▶ [Task statement]
Copy, in full, each line of the material that holds the word "this".

▶ [Data provided]
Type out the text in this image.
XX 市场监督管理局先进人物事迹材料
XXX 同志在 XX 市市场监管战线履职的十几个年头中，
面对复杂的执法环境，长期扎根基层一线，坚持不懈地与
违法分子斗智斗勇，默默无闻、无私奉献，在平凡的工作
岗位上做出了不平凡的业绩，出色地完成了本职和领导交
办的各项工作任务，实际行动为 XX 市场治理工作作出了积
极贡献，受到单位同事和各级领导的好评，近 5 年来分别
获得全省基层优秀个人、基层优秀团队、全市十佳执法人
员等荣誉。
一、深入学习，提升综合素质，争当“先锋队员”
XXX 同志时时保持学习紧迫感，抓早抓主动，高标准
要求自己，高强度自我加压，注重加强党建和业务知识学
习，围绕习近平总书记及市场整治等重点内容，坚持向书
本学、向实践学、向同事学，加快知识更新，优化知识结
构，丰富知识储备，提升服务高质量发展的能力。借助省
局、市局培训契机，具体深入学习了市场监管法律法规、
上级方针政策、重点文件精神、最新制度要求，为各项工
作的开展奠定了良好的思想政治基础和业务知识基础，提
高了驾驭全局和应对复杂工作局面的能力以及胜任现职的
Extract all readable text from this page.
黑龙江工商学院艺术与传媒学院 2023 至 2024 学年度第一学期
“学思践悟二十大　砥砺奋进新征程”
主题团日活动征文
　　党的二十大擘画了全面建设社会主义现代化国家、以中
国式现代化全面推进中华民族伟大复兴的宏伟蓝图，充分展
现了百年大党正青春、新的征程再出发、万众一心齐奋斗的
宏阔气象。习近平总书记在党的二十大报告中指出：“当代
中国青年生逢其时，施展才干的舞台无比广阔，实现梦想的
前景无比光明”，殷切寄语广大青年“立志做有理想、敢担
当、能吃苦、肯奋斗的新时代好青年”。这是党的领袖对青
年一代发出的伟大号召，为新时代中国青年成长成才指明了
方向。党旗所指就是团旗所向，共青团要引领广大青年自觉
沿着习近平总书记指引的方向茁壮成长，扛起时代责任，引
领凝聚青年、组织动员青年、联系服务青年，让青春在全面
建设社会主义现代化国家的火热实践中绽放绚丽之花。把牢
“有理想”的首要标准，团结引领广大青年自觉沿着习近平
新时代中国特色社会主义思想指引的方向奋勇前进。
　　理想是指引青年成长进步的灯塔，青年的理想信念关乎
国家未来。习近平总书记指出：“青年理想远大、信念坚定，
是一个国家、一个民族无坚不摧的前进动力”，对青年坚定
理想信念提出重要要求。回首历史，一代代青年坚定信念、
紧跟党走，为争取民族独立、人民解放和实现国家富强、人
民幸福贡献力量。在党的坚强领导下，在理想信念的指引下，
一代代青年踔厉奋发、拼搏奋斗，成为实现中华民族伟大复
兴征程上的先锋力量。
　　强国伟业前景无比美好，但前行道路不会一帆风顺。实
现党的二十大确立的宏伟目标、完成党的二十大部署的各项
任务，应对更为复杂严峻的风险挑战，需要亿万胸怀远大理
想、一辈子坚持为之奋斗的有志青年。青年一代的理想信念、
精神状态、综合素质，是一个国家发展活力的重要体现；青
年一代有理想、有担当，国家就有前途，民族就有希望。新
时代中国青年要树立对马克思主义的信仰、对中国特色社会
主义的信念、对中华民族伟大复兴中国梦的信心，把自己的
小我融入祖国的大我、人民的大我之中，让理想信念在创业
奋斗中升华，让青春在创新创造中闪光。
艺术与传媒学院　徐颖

▶ [Reply to the exercise]
Type out the text in this image.
Extract all readable text from this page.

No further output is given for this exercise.